### Task details:
Copy each line below in which the word "types" occurs.
** BEGIN Data excerpts **
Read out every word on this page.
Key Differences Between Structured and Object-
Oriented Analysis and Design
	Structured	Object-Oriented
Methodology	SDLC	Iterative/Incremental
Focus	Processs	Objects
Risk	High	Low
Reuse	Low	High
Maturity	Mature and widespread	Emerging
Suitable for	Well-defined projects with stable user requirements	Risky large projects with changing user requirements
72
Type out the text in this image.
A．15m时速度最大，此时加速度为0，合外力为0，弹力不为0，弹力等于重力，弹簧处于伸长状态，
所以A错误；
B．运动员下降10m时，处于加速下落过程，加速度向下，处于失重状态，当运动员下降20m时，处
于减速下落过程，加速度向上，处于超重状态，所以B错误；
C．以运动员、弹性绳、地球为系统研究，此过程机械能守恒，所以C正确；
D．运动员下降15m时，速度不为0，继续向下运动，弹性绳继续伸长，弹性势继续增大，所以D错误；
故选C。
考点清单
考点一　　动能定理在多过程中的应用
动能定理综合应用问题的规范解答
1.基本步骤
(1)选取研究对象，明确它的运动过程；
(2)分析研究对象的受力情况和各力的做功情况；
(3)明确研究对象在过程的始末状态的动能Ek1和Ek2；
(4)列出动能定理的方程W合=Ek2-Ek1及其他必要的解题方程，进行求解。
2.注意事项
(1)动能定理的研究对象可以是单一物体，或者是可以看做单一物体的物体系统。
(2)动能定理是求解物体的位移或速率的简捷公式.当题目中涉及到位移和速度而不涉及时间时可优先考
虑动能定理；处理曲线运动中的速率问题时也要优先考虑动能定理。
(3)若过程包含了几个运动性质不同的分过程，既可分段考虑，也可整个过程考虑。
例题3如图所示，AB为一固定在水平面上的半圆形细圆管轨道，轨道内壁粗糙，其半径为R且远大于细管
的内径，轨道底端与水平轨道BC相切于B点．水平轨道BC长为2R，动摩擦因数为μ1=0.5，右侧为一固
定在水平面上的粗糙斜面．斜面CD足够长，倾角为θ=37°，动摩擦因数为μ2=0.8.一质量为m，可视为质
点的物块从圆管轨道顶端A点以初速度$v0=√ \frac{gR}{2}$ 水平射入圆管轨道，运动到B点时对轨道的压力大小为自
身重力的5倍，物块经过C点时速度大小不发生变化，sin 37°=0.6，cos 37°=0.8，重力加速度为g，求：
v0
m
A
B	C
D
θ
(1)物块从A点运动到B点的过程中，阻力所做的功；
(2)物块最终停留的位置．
** END Data excerpts **
** BEGIN Data excerpts **
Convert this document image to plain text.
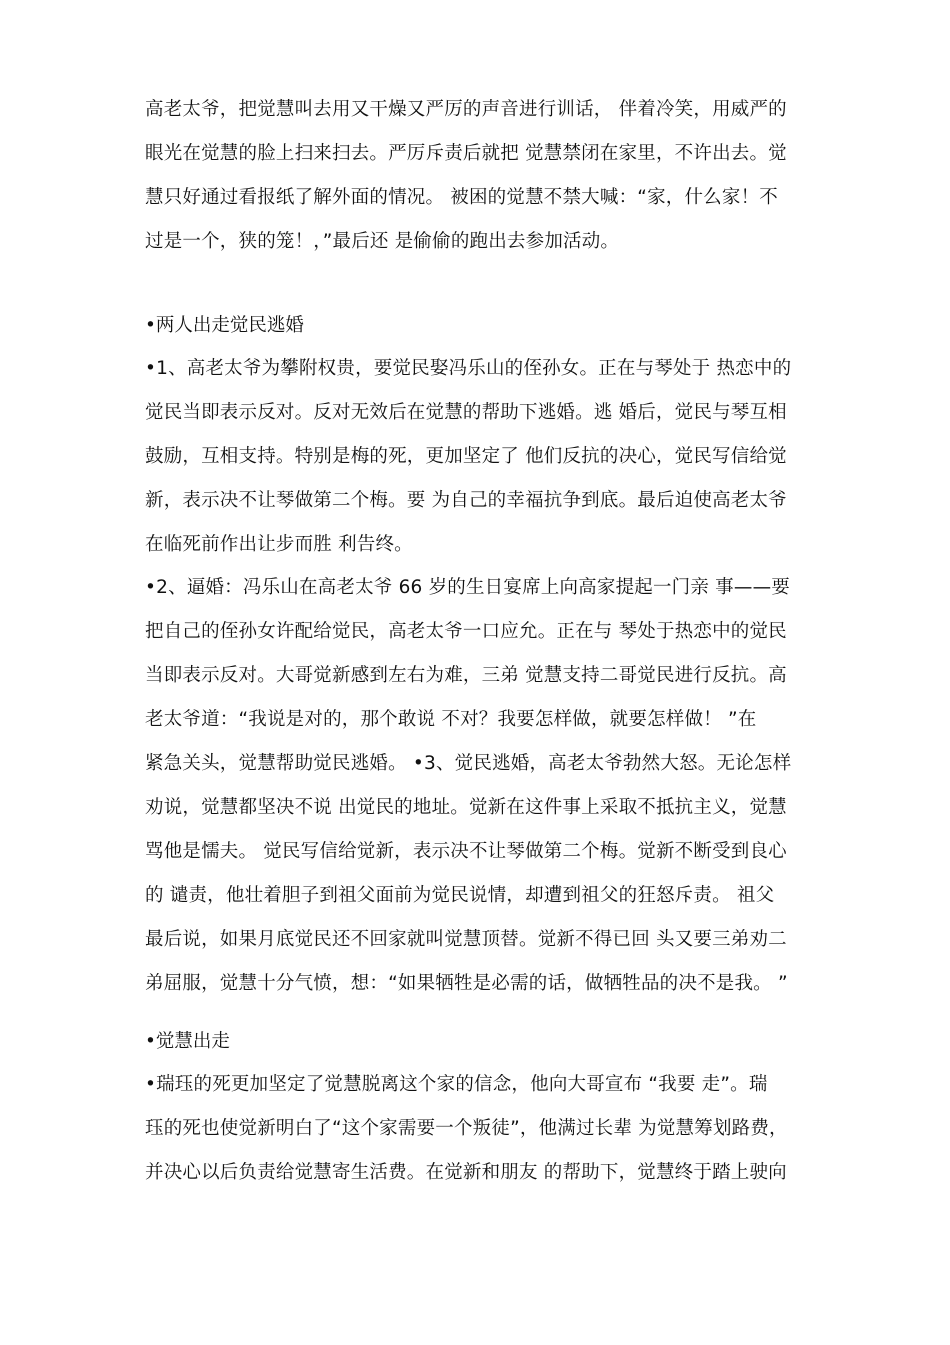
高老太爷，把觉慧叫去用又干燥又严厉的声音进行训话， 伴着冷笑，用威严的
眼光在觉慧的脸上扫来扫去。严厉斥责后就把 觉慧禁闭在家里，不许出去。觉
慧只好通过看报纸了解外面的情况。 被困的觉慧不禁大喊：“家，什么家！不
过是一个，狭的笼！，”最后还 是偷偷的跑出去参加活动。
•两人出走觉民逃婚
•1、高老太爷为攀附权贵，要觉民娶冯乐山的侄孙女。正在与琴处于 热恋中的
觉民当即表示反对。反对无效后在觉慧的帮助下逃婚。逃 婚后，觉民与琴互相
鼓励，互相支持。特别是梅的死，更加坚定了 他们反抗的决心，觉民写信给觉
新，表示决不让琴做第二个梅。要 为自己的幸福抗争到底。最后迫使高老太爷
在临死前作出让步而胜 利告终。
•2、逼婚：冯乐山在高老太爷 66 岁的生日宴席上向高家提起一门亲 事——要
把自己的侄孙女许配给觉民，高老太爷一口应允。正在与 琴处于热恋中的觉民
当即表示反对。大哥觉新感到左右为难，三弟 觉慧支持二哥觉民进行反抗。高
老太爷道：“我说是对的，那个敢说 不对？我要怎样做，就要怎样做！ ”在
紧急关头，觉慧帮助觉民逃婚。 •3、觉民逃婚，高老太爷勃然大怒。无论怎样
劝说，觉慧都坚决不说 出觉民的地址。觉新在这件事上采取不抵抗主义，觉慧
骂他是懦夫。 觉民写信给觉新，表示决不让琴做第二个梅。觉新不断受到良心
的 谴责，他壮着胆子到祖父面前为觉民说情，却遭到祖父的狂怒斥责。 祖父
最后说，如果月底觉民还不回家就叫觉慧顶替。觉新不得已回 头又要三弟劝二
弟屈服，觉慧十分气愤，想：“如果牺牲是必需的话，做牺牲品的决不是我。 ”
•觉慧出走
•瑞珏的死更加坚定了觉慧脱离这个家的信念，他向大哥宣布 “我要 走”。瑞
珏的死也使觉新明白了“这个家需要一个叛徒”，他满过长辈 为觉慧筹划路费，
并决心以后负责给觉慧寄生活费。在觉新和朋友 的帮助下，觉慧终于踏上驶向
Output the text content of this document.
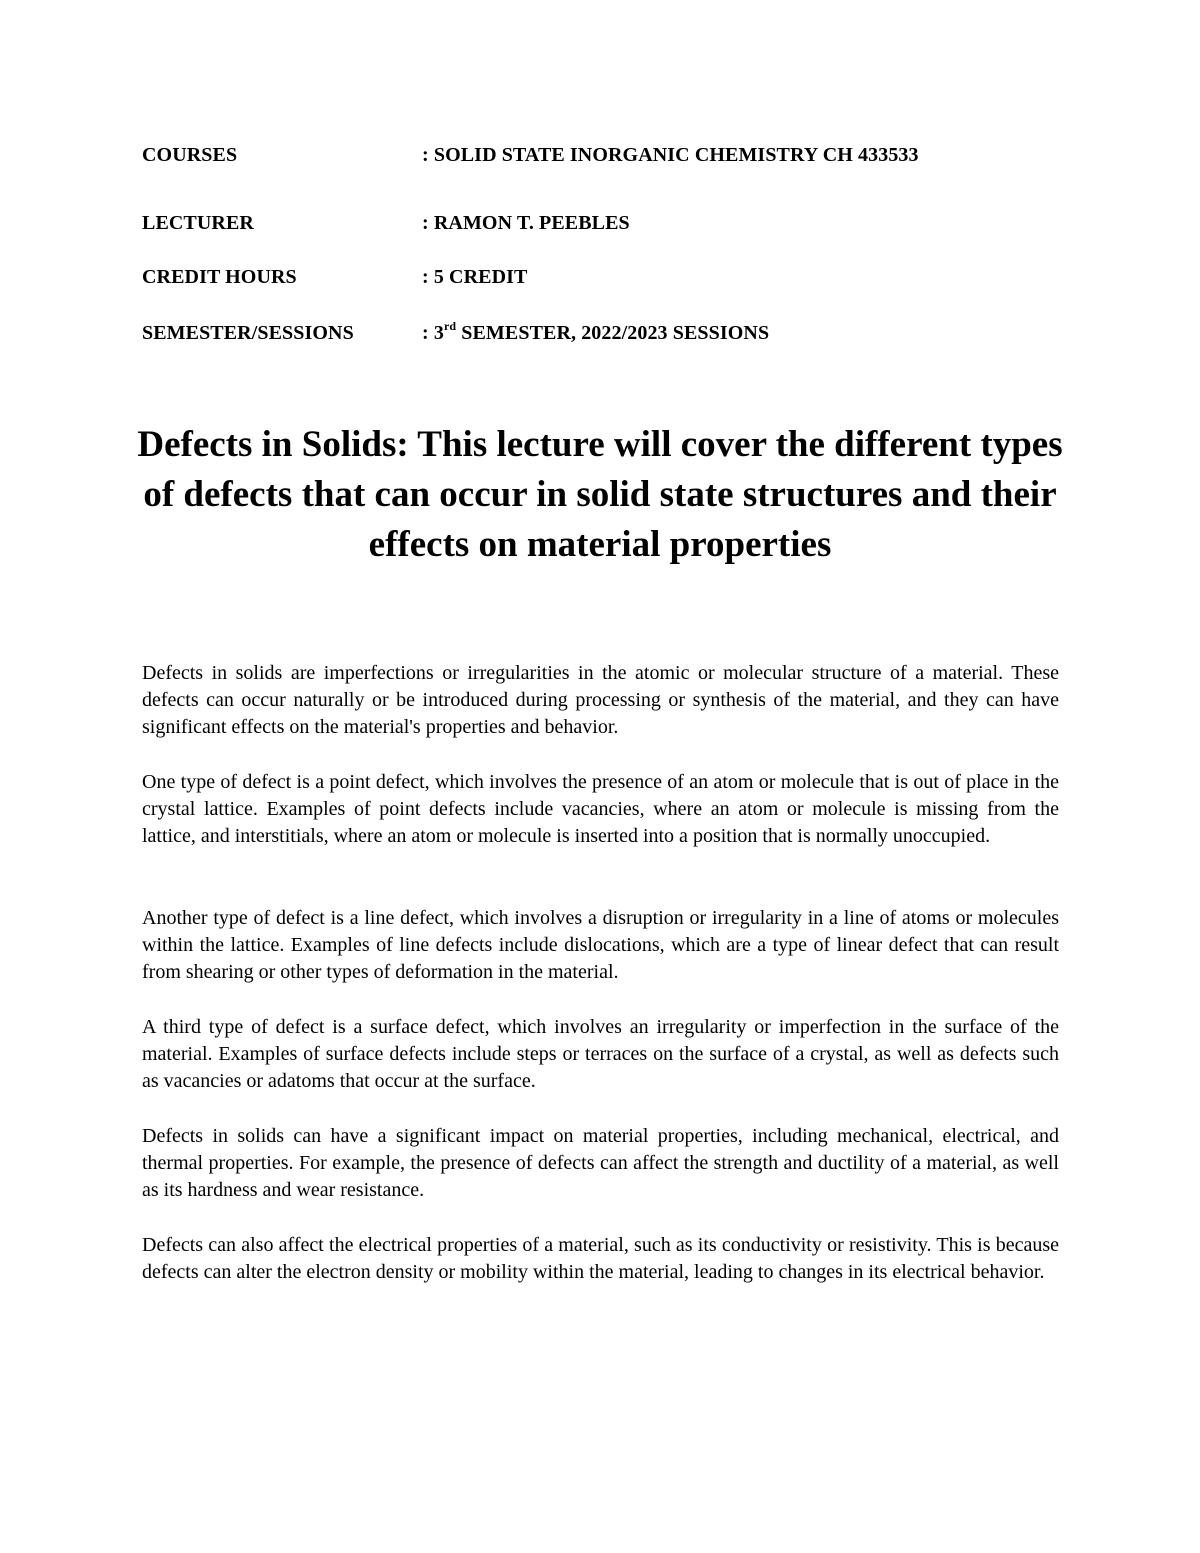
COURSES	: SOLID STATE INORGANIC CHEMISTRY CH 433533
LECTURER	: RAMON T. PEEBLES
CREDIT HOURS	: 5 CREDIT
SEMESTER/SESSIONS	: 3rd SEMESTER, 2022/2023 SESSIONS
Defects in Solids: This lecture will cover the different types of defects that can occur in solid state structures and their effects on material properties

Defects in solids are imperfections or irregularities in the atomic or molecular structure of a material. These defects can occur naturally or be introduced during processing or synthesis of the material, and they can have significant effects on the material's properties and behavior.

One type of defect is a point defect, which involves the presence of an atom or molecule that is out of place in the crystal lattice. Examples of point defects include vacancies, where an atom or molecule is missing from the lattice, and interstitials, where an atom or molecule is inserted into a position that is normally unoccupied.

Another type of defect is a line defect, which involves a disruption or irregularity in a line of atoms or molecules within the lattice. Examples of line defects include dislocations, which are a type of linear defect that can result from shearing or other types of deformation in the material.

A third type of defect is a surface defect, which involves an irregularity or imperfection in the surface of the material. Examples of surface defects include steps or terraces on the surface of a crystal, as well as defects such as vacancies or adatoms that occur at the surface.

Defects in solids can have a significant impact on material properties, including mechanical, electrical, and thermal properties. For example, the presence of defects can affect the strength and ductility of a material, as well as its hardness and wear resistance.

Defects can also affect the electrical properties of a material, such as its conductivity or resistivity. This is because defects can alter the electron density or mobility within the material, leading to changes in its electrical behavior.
** END Data excerpts **
### Answer:
Defects in Solids: This lecture will cover the different types of defects that can occur in solid state structures and their effects on material properties
Another type of defect is a line defect, which involves a disruption or irregularity in a line of atoms or molecules within the lattice. Examples of line defects include dislocations, which are a type of linear defect that can result from shearing or other types of deformation in the material.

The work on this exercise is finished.